_WORK INSTRUCTIONS_
Output the material word for word. Leave each picture out.

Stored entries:
------------------------------------------------

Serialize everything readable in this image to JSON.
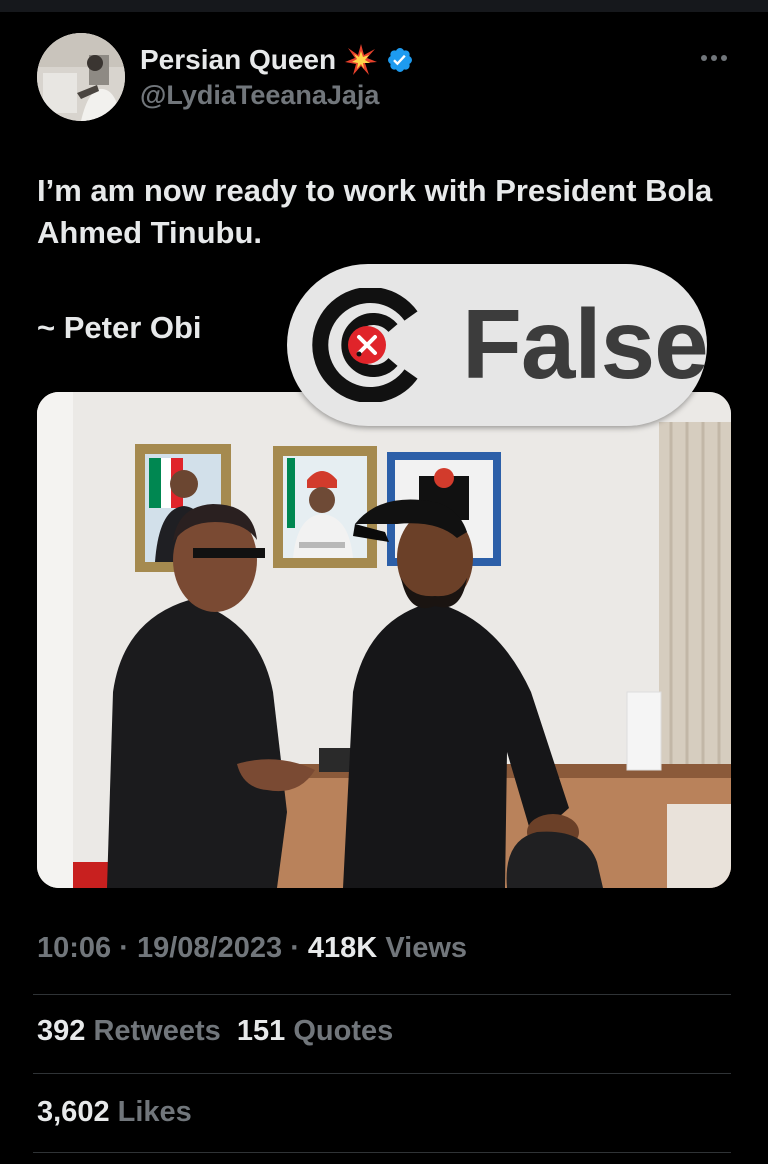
{
  "author": {
    "display_name": "Persian Queen",
    "emoji_icon": "collision-spark-icon",
    "verified_icon": "verified-badge-icon",
    "verified_color": "#1d9bf0",
    "handle": "@LydiaTeeanaJaja"
  },
  "tweet": {
    "text": "I’m am now ready to work with President Bola Ahmed Tinubu.",
    "attribution": "~ Peter Obi"
  },
  "overlay": {
    "label": "False",
    "logo_icon": "false-check-logo-icon",
    "accent_color": "#e0242a"
  },
  "meta": {
    "time": "10:06",
    "separator": "·",
    "date": "19/08/2023",
    "views_count": "418K",
    "views_label": "Views"
  },
  "stats": {
    "retweets_count": "392",
    "retweets_label": "Retweets",
    "quotes_count": "151",
    "quotes_label": "Quotes",
    "likes_count": "3,602",
    "likes_label": "Likes"
  },
  "colors": {
    "background": "#000000",
    "text": "#e7e9ea",
    "muted": "#71767b",
    "divider": "#2f3336"
  }
}
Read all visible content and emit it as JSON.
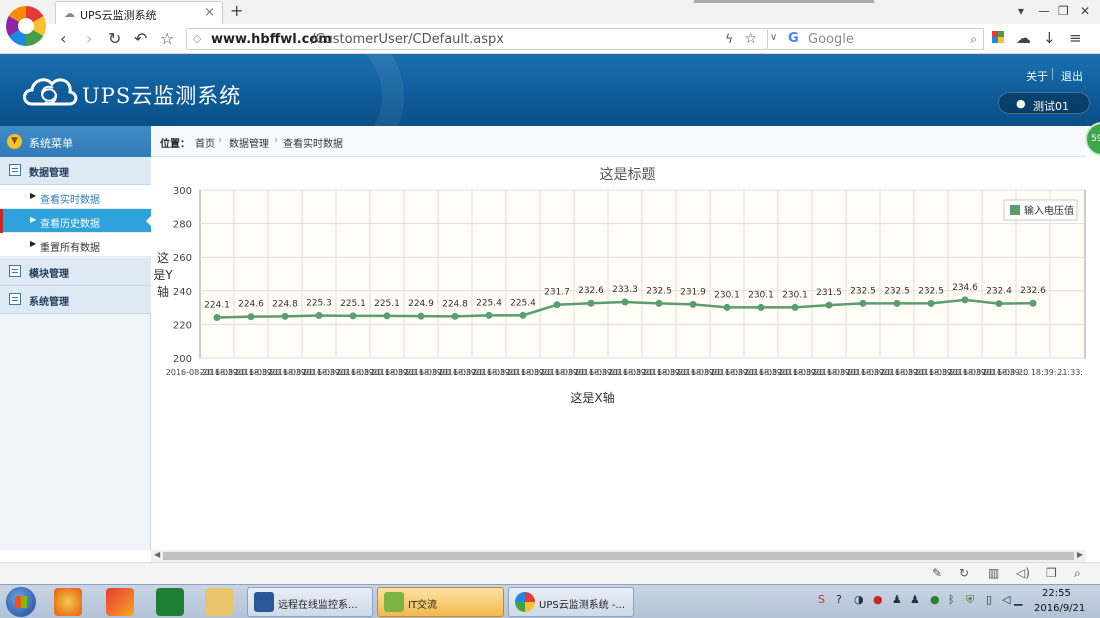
{
  "browser": {
    "tab_title": "UPS云监测系统",
    "url_host": "www.hbffwl.com",
    "url_path": "/CustomerUser/CDefault.aspx",
    "search_placeholder": "Google"
  },
  "header": {
    "app_title": "UPS云监测系统",
    "about": "关于",
    "logout": "退出",
    "user": "测试01"
  },
  "sidebar": {
    "title": "系统菜单",
    "groups": [
      {
        "label": "数据管理",
        "items": [
          "查看实时数据",
          "查看历史数据",
          "重置所有数据"
        ]
      },
      {
        "label": "模块管理"
      },
      {
        "label": "系统管理"
      }
    ],
    "active_item": "查看历史数据"
  },
  "breadcrumb": {
    "label": "位置：",
    "items": [
      "首页",
      "数据管理",
      "查看实时数据"
    ]
  },
  "badge": "59",
  "chart_data": {
    "type": "line",
    "title": "这是标题",
    "xlabel": "这是X轴",
    "ylabel": "这是Y轴",
    "ylim": [
      200,
      300
    ],
    "yticks": [
      200,
      220,
      240,
      260,
      280,
      300
    ],
    "grid": true,
    "legend_position": "top-right",
    "x_tick_text": "2016-08-20 18:39:...",
    "x_tick_last": "21:33:",
    "series": [
      {
        "name": "输入电压值",
        "color": "#5a9e6f",
        "values": [
          224.1,
          224.6,
          224.8,
          225.3,
          225.1,
          225.1,
          224.9,
          224.8,
          225.4,
          225.4,
          231.7,
          232.6,
          233.3,
          232.5,
          231.9,
          230.1,
          230.1,
          230.1,
          231.5,
          232.5,
          232.5,
          232.5,
          234.6,
          232.4,
          232.6
        ]
      }
    ]
  },
  "taskbar": {
    "tasks": [
      "远程在线监控系...",
      "IT交流",
      "UPS云监测系统 -..."
    ],
    "time": "22:55",
    "date": "2016/9/21"
  }
}
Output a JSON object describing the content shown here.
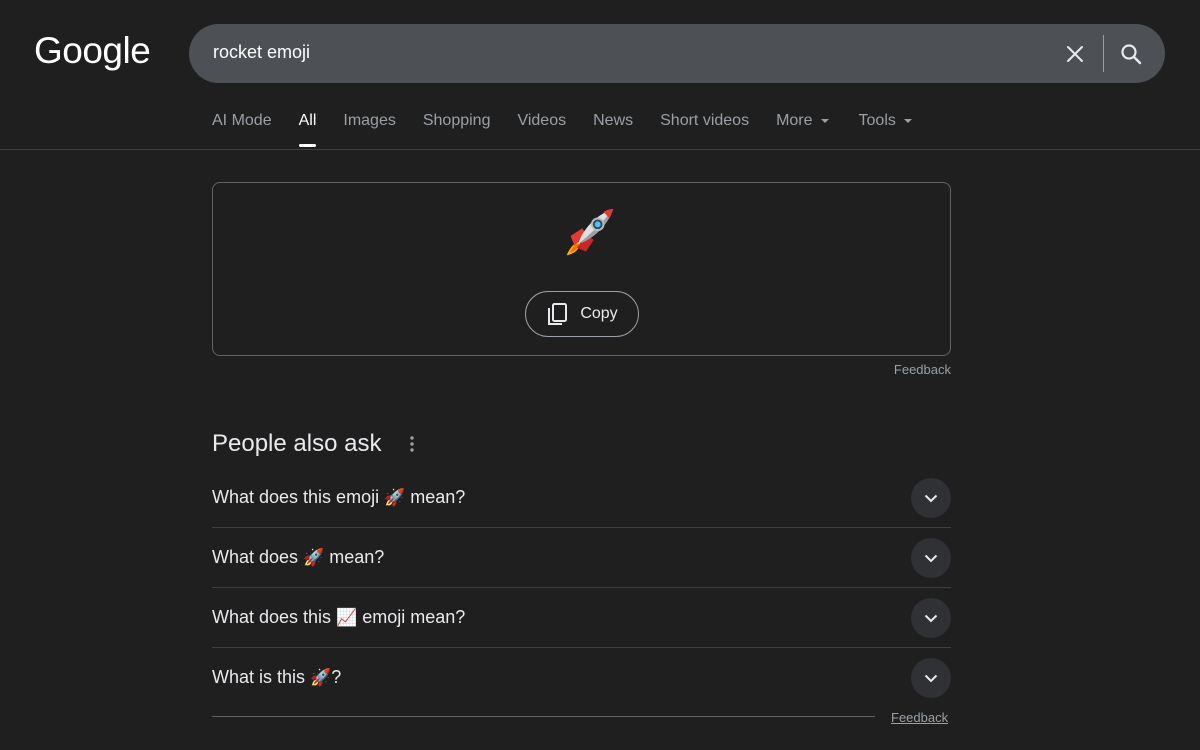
{
  "header": {
    "logo_text": "Google",
    "search": {
      "value": "rocket emoji",
      "clear_icon": "close-icon",
      "search_icon": "search-icon"
    }
  },
  "tabs": [
    {
      "label": "AI Mode",
      "active": false
    },
    {
      "label": "All",
      "active": true
    },
    {
      "label": "Images",
      "active": false
    },
    {
      "label": "Shopping",
      "active": false
    },
    {
      "label": "Videos",
      "active": false
    },
    {
      "label": "News",
      "active": false
    },
    {
      "label": "Short videos",
      "active": false
    },
    {
      "label": "More",
      "active": false,
      "dropdown": true
    },
    {
      "label": "Tools",
      "active": false,
      "dropdown": true
    }
  ],
  "emoji_card": {
    "emoji_icon": "rocket-icon",
    "copy_label": "Copy",
    "copy_icon": "copy-icon",
    "feedback_label": "Feedback"
  },
  "people_also_ask": {
    "title": "People also ask",
    "menu_icon": "more-vert-icon",
    "questions": [
      {
        "before": "What does this emoji ",
        "emoji": "🚀",
        "after": " mean?"
      },
      {
        "before": "What does ",
        "emoji": "🚀",
        "after": " mean?"
      },
      {
        "before": "What does this ",
        "emoji": "📈",
        "after": " emoji mean?"
      },
      {
        "before": "What is this ",
        "emoji": "🚀",
        "after": "?"
      }
    ],
    "feedback_label": "Feedback"
  },
  "colors": {
    "background": "#1f1f1f",
    "search_bg": "#4d5156",
    "text": "#e8eaed",
    "muted": "#9aa0a6",
    "border": "#5f6368"
  }
}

------------------------------------------------

_SOLUTION TO THE PROBLEM_
Serialize everything readable in this image to JSON.
{
  "author": {
    "display_name": "Persian Queen",
    "emoji_icon": "collision-spark-icon",
    "verified_icon": "verified-badge-icon",
    "verified_color": "#1d9bf0",
    "handle": "@LydiaTeeanaJaja"
  },
  "tweet": {
    "text": "I’m am now ready to work with President Bola Ahmed Tinubu.",
    "attribution": "~ Peter Obi"
  },
  "overlay": {
    "label": "False",
    "logo_icon": "false-check-logo-icon",
    "accent_color": "#e0242a"
  },
  "meta": {
    "time": "10:06",
    "separator": "·",
    "date": "19/08/2023",
    "views_count": "418K",
    "views_label": "Views"
  },
  "stats": {
    "retweets_count": "392",
    "retweets_label": "Retweets",
    "quotes_count": "151",
    "quotes_label": "Quotes",
    "likes_count": "3,602",
    "likes_label": "Likes"
  },
  "colors": {
    "background": "#000000",
    "text": "#e7e9ea",
    "muted": "#71767b",
    "divider": "#2f3336"
  }
}
Read all visible content and emit it as JSON.
{
  "browser": {
    "tab_title": "UPS云监测系统",
    "url_host": "www.hbffwl.com",
    "url_path": "/CustomerUser/CDefault.aspx",
    "search_placeholder": "Google"
  },
  "header": {
    "app_title": "UPS云监测系统",
    "about": "关于",
    "logout": "退出",
    "user": "测试01"
  },
  "sidebar": {
    "title": "系统菜单",
    "groups": [
      {
        "label": "数据管理",
        "items": [
          "查看实时数据",
          "查看历史数据",
          "重置所有数据"
        ]
      },
      {
        "label": "模块管理"
      },
      {
        "label": "系统管理"
      }
    ],
    "active_item": "查看历史数据"
  },
  "breadcrumb": {
    "label": "位置：",
    "items": [
      "首页",
      "数据管理",
      "查看实时数据"
    ]
  },
  "badge": "59",
  "chart_data": {
    "type": "line",
    "title": "这是标题",
    "xlabel": "这是X轴",
    "ylabel": "这是Y轴",
    "ylim": [
      200,
      300
    ],
    "yticks": [
      200,
      220,
      240,
      260,
      280,
      300
    ],
    "grid": true,
    "legend_position": "top-right",
    "x_tick_text": "2016-08-20 18:39:...",
    "x_tick_last": "21:33:",
    "series": [
      {
        "name": "输入电压值",
        "color": "#5a9e6f",
        "values": [
          224.1,
          224.6,
          224.8,
          225.3,
          225.1,
          225.1,
          224.9,
          224.8,
          225.4,
          225.4,
          231.7,
          232.6,
          233.3,
          232.5,
          231.9,
          230.1,
          230.1,
          230.1,
          231.5,
          232.5,
          232.5,
          232.5,
          234.6,
          232.4,
          232.6
        ]
      }
    ]
  },
  "taskbar": {
    "tasks": [
      "远程在线监控系...",
      "IT交流",
      "UPS云监测系统 -..."
    ],
    "time": "22:55",
    "date": "2016/9/21"
  }
}
Output a JSON object describing the content shown here.
{
  "header": {
    "logo_text": "Google",
    "search": {
      "value": "rocket emoji",
      "clear_icon": "close-icon",
      "search_icon": "search-icon"
    }
  },
  "tabs": [
    {
      "label": "AI Mode",
      "active": false
    },
    {
      "label": "All",
      "active": true
    },
    {
      "label": "Images",
      "active": false
    },
    {
      "label": "Shopping",
      "active": false
    },
    {
      "label": "Videos",
      "active": false
    },
    {
      "label": "News",
      "active": false
    },
    {
      "label": "Short videos",
      "active": false
    },
    {
      "label": "More",
      "active": false,
      "dropdown": true
    },
    {
      "label": "Tools",
      "active": false,
      "dropdown": true
    }
  ],
  "emoji_card": {
    "emoji_icon": "rocket-icon",
    "copy_label": "Copy",
    "copy_icon": "copy-icon",
    "feedback_label": "Feedback"
  },
  "people_also_ask": {
    "title": "People also ask",
    "menu_icon": "more-vert-icon",
    "questions": [
      {
        "before": "What does this emoji ",
        "emoji": "🚀",
        "after": " mean?"
      },
      {
        "before": "What does ",
        "emoji": "🚀",
        "after": " mean?"
      },
      {
        "before": "What does this ",
        "emoji": "📈",
        "after": " emoji mean?"
      },
      {
        "before": "What is this ",
        "emoji": "🚀",
        "after": "?"
      }
    ],
    "feedback_label": "Feedback"
  },
  "colors": {
    "background": "#1f1f1f",
    "search_bg": "#4d5156",
    "text": "#e8eaed",
    "muted": "#9aa0a6",
    "border": "#5f6368"
  }
}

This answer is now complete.